Filter the records below down to lines containing "Эффективность".

# start of INFORMATION SHOWN

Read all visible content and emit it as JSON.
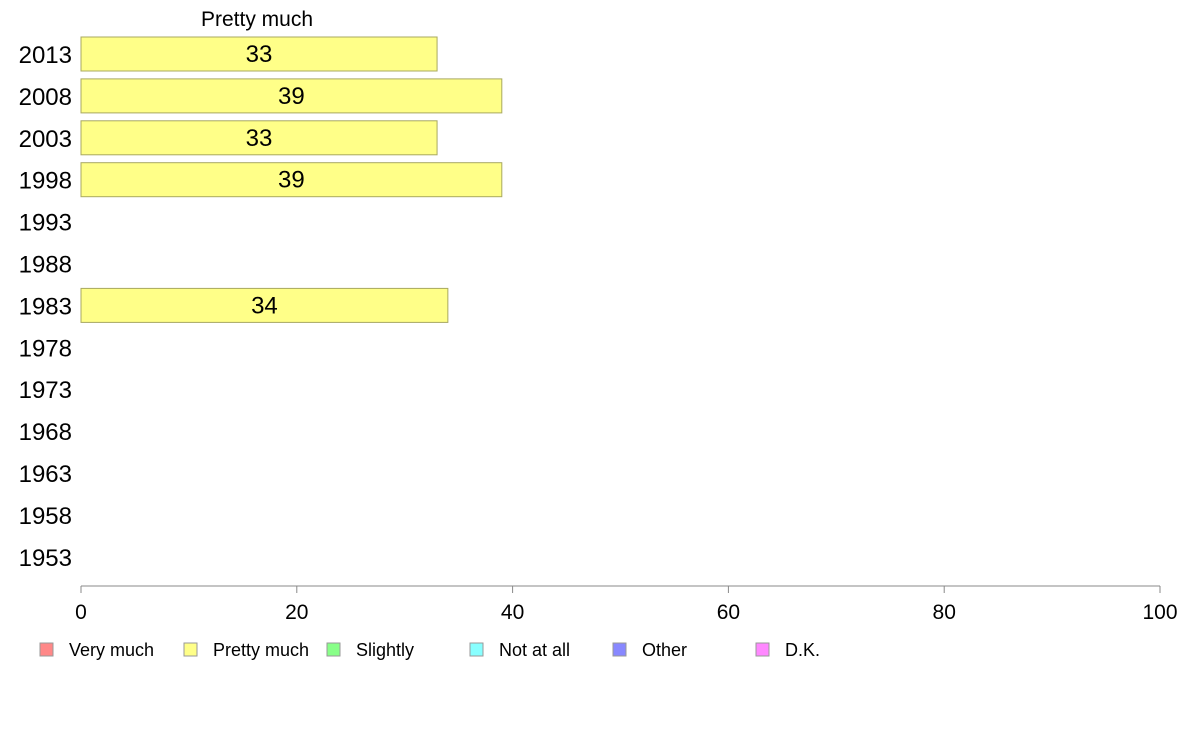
{
  "chart_data": {
    "type": "bar",
    "orientation": "horizontal",
    "title": "Pretty much",
    "categories": [
      "2013",
      "2008",
      "2003",
      "1998",
      "1993",
      "1988",
      "1983",
      "1978",
      "1973",
      "1968",
      "1963",
      "1958",
      "1953"
    ],
    "series": [
      {
        "name": "Pretty much",
        "color": "#ffff88",
        "values": [
          33,
          39,
          33,
          39,
          null,
          null,
          34,
          null,
          null,
          null,
          null,
          null,
          null
        ]
      }
    ],
    "xlim": [
      0,
      100
    ],
    "x_ticks": [
      "0",
      "20",
      "40",
      "60",
      "80",
      "100"
    ],
    "grid": false,
    "legend": {
      "placement": "bottom",
      "items": [
        {
          "label": "Very much",
          "color": "#ff8888"
        },
        {
          "label": "Pretty much",
          "color": "#ffff88"
        },
        {
          "label": "Slightly",
          "color": "#88ff88"
        },
        {
          "label": "Not at all",
          "color": "#88ffff"
        },
        {
          "label": "Other",
          "color": "#8888ff"
        },
        {
          "label": "D.K.",
          "color": "#ff88ff"
        }
      ]
    }
  }
}
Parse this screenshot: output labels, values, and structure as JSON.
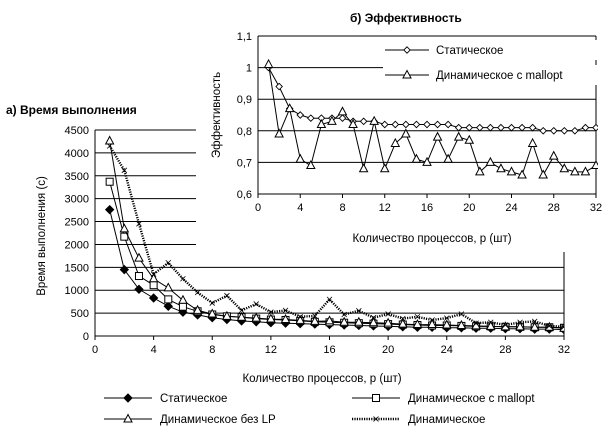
{
  "chart_data": [
    {
      "type": "line",
      "title": "а)  Время выполнения",
      "xlabel": "Количество процессов, p (шт)",
      "ylabel": "Время выполнения (с)",
      "xlim": [
        0,
        32
      ],
      "ylim": [
        0,
        4500
      ],
      "x_ticks": [
        "0",
        "4",
        "8",
        "12",
        "16",
        "20",
        "24",
        "28",
        "32"
      ],
      "y_ticks": [
        "0",
        "500",
        "1000",
        "1500",
        "2000",
        "2500",
        "3000",
        "3500",
        "4000",
        "4500"
      ],
      "grid": "horizontal",
      "legend_position": "bottom",
      "series": [
        {
          "name": "Статическое",
          "marker": "diamond-filled",
          "x": [
            1,
            2,
            3,
            4,
            5,
            6,
            7,
            8,
            9,
            10,
            11,
            12,
            13,
            14,
            15,
            16,
            17,
            18,
            19,
            20,
            21,
            22,
            23,
            24,
            25,
            26,
            27,
            28,
            29,
            30,
            31,
            32
          ],
          "y": [
            2760,
            1450,
            1020,
            830,
            650,
            520,
            460,
            400,
            360,
            330,
            310,
            290,
            280,
            270,
            260,
            250,
            240,
            230,
            220,
            210,
            200,
            190,
            190,
            180,
            180,
            170,
            170,
            160,
            160,
            150,
            150,
            140
          ]
        },
        {
          "name": "Динамическое с mallopt",
          "marker": "square-open",
          "x": [
            1,
            2,
            3,
            4,
            5,
            6,
            7,
            8,
            9,
            10,
            11,
            12,
            13,
            14,
            15,
            16,
            17,
            18,
            19,
            20,
            21,
            22,
            23,
            24,
            25,
            26,
            27,
            28,
            29,
            30,
            31,
            32
          ],
          "y": [
            3370,
            2170,
            1310,
            1110,
            800,
            640,
            540,
            470,
            430,
            410,
            380,
            360,
            350,
            330,
            310,
            300,
            290,
            280,
            270,
            260,
            250,
            240,
            230,
            230,
            220,
            210,
            210,
            200,
            200,
            190,
            190,
            180
          ]
        },
        {
          "name": "Динамическое без LP",
          "marker": "triangle-open",
          "x": [
            1,
            2,
            3,
            4,
            5,
            6,
            7,
            8,
            9,
            10,
            11,
            12,
            13,
            14,
            15,
            16,
            17,
            18,
            19,
            20,
            21,
            22,
            23,
            24,
            25,
            26,
            27,
            28,
            29,
            30,
            31,
            32
          ],
          "y": [
            4260,
            2340,
            1700,
            1250,
            1050,
            780,
            560,
            480,
            430,
            410,
            390,
            370,
            360,
            340,
            320,
            330,
            300,
            300,
            290,
            280,
            260,
            250,
            250,
            240,
            230,
            220,
            210,
            200,
            200,
            190,
            190,
            170
          ]
        },
        {
          "name": "Динамическое",
          "marker": "x-dotted",
          "x": [
            1,
            2,
            3,
            4,
            5,
            6,
            7,
            8,
            9,
            10,
            11,
            12,
            13,
            14,
            15,
            16,
            17,
            18,
            19,
            20,
            21,
            22,
            23,
            24,
            25,
            26,
            27,
            28,
            29,
            30,
            31,
            32
          ],
          "y": [
            4150,
            3620,
            2450,
            1350,
            1600,
            1250,
            950,
            720,
            880,
            560,
            700,
            520,
            560,
            420,
            440,
            800,
            470,
            550,
            400,
            480,
            380,
            420,
            350,
            390,
            480,
            280,
            300,
            240,
            300,
            320,
            220,
            200
          ]
        }
      ]
    },
    {
      "type": "line",
      "title": "б)  Эффективность",
      "xlabel": "Количество процессов, p (шт)",
      "ylabel": "Эффективность",
      "xlim": [
        0,
        32
      ],
      "ylim": [
        0.6,
        1.1
      ],
      "x_ticks": [
        "0",
        "4",
        "8",
        "12",
        "16",
        "20",
        "24",
        "28",
        "32"
      ],
      "y_ticks": [
        "0,6",
        "0,7",
        "0,8",
        "0,9",
        "1",
        "1,1"
      ],
      "grid": "horizontal",
      "legend_position": "top-right",
      "series": [
        {
          "name": "Статическое",
          "marker": "diamond-open",
          "x": [
            1,
            2,
            3,
            4,
            5,
            6,
            7,
            8,
            9,
            10,
            11,
            12,
            13,
            14,
            15,
            16,
            17,
            18,
            19,
            20,
            21,
            22,
            23,
            24,
            25,
            26,
            27,
            28,
            29,
            30,
            31,
            32
          ],
          "y": [
            1.0,
            0.94,
            0.87,
            0.85,
            0.84,
            0.84,
            0.84,
            0.84,
            0.83,
            0.83,
            0.83,
            0.82,
            0.82,
            0.82,
            0.82,
            0.82,
            0.82,
            0.82,
            0.81,
            0.81,
            0.81,
            0.81,
            0.81,
            0.81,
            0.81,
            0.81,
            0.8,
            0.8,
            0.8,
            0.8,
            0.81,
            0.81
          ]
        },
        {
          "name": "Динамическое с mallopt",
          "marker": "triangle-open",
          "x": [
            1,
            2,
            3,
            4,
            5,
            6,
            7,
            8,
            9,
            10,
            11,
            12,
            13,
            14,
            15,
            16,
            17,
            18,
            19,
            20,
            21,
            22,
            23,
            24,
            25,
            26,
            27,
            28,
            29,
            30,
            31,
            32
          ],
          "y": [
            1.01,
            0.79,
            0.87,
            0.71,
            0.69,
            0.82,
            0.83,
            0.86,
            0.82,
            0.68,
            0.83,
            0.68,
            0.76,
            0.79,
            0.71,
            0.7,
            0.78,
            0.71,
            0.78,
            0.77,
            0.67,
            0.7,
            0.68,
            0.67,
            0.66,
            0.76,
            0.66,
            0.72,
            0.68,
            0.67,
            0.67,
            0.69
          ]
        }
      ]
    }
  ]
}
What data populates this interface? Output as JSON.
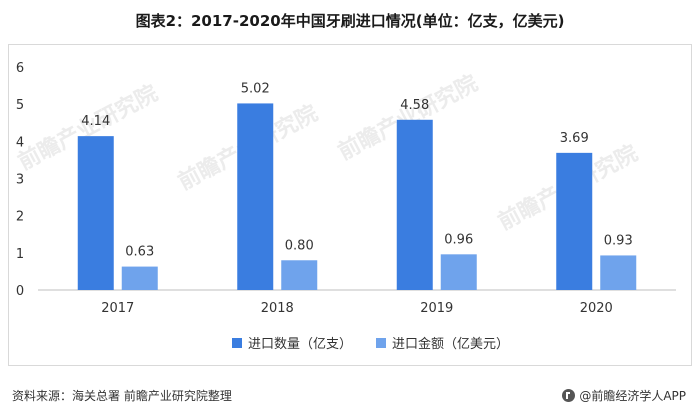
{
  "chart_data": {
    "type": "bar",
    "title": "图表2：2017-2020年中国牙刷进口情况(单位：亿支，亿美元)",
    "categories": [
      "2017",
      "2018",
      "2019",
      "2020"
    ],
    "series": [
      {
        "name": "进口数量（亿支）",
        "values": [
          4.14,
          5.02,
          4.58,
          3.69
        ],
        "color": "#3a7de0"
      },
      {
        "name": "进口金额（亿美元）",
        "values": [
          0.63,
          0.8,
          0.96,
          0.93
        ],
        "color": "#6fa3ec"
      }
    ],
    "ylim": [
      0,
      6
    ],
    "yticks": [
      0,
      1,
      2,
      3,
      4,
      5,
      6
    ],
    "grid": false,
    "legend_position": "bottom"
  },
  "footer": {
    "source": "资料来源：海关总署 前瞻产业研究院整理",
    "brand": "@前瞻经济学人APP"
  },
  "watermark": {
    "text": "前瞻产业研究院"
  }
}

# end of INFORMATION SHOWN

RESPONSE ::
      "title": "б)  Эффективность",
      "ylabel": "Эффективность",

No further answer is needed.